[REQUEST] Images should be left out, and everything else in the listing reproduced exactly.

[DATASET RECORDS]
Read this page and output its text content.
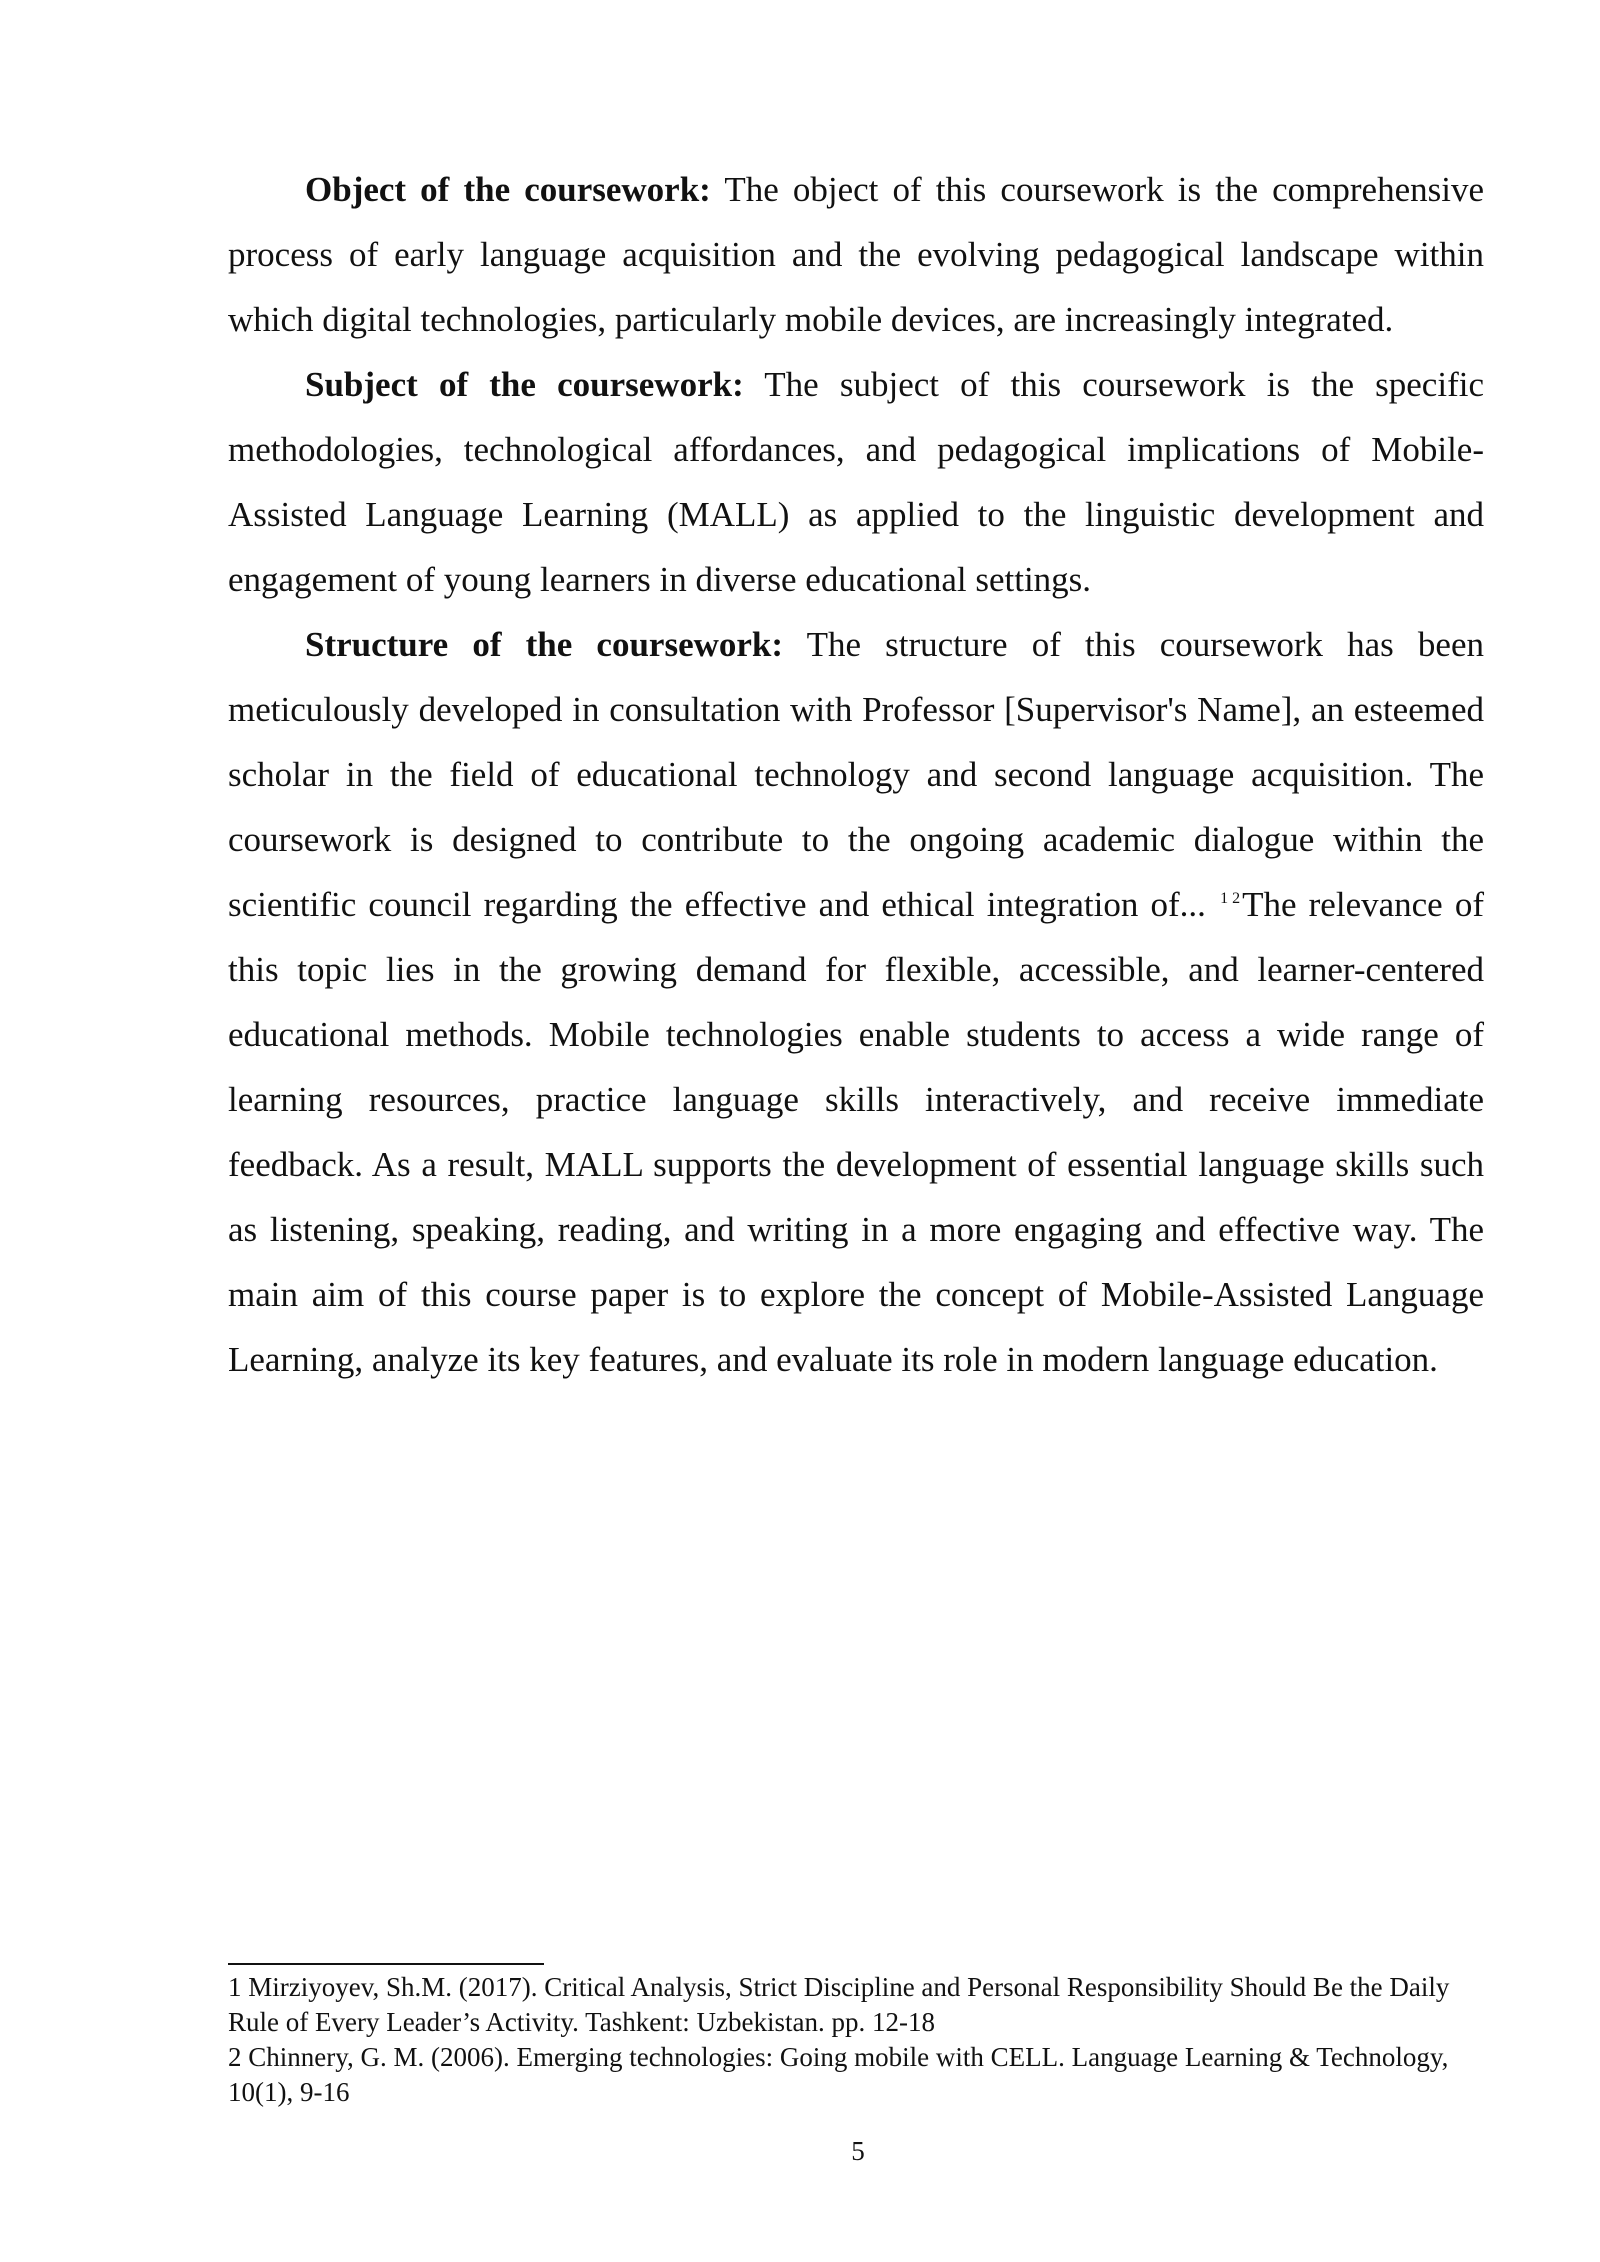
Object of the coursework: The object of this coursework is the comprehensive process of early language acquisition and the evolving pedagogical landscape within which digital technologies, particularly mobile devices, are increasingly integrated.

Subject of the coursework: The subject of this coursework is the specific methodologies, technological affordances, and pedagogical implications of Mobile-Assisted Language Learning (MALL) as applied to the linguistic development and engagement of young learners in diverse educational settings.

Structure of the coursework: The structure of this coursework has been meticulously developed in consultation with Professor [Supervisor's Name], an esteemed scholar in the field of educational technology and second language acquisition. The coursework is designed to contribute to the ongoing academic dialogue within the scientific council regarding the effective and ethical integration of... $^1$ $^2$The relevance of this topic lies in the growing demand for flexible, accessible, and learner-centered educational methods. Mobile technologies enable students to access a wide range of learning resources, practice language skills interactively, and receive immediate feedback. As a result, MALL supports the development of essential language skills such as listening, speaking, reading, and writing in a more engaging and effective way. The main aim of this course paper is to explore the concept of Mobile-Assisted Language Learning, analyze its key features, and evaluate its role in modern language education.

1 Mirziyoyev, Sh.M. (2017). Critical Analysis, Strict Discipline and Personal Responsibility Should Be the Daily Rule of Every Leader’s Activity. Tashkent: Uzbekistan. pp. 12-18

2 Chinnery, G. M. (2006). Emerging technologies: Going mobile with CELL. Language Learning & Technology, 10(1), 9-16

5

[RESULT OF THIS EXERCISE]
Read this page and output its text content.
Object of the coursework: The object of this coursework is the comprehensive process of early language acquisition and the evolving pedagogical landscape within which digital technologies, particularly mobile devices, are increasingly integrated.

Subject of the coursework: The subject of this coursework is the specific methodologies, technological affordances, and pedagogical implications of Mobile-Assisted Language Learning (MALL) as applied to the linguistic development and engagement of young learners in diverse educational settings.

Structure of the coursework: The structure of this coursework has been meticulously developed in consultation with Professor [Supervisor's Name], an esteemed scholar in the field of educational technology and second language acquisition. The coursework is designed to contribute to the ongoing academic dialogue within the scientific council regarding the effective and ethical integration of... $^1$ $^2$The relevance of this topic lies in the growing demand for flexible, accessible, and learner-centered educational methods. Mobile technologies enable students to access a wide range of learning resources, practice language skills interactively, and receive immediate feedback. As a result, MALL supports the development of essential language skills such as listening, speaking, reading, and writing in a more engaging and effective way. The main aim of this course paper is to explore the concept of Mobile-Assisted Language Learning, analyze its key features, and evaluate its role in modern language education.

1 Mirziyoyev, Sh.M. (2017). Critical Analysis, Strict Discipline and Personal Responsibility Should Be the Daily Rule of Every Leader’s Activity. Tashkent: Uzbekistan. pp. 12-18

2 Chinnery, G. M. (2006). Emerging technologies: Going mobile with CELL. Language Learning & Technology, 10(1), 9-16

5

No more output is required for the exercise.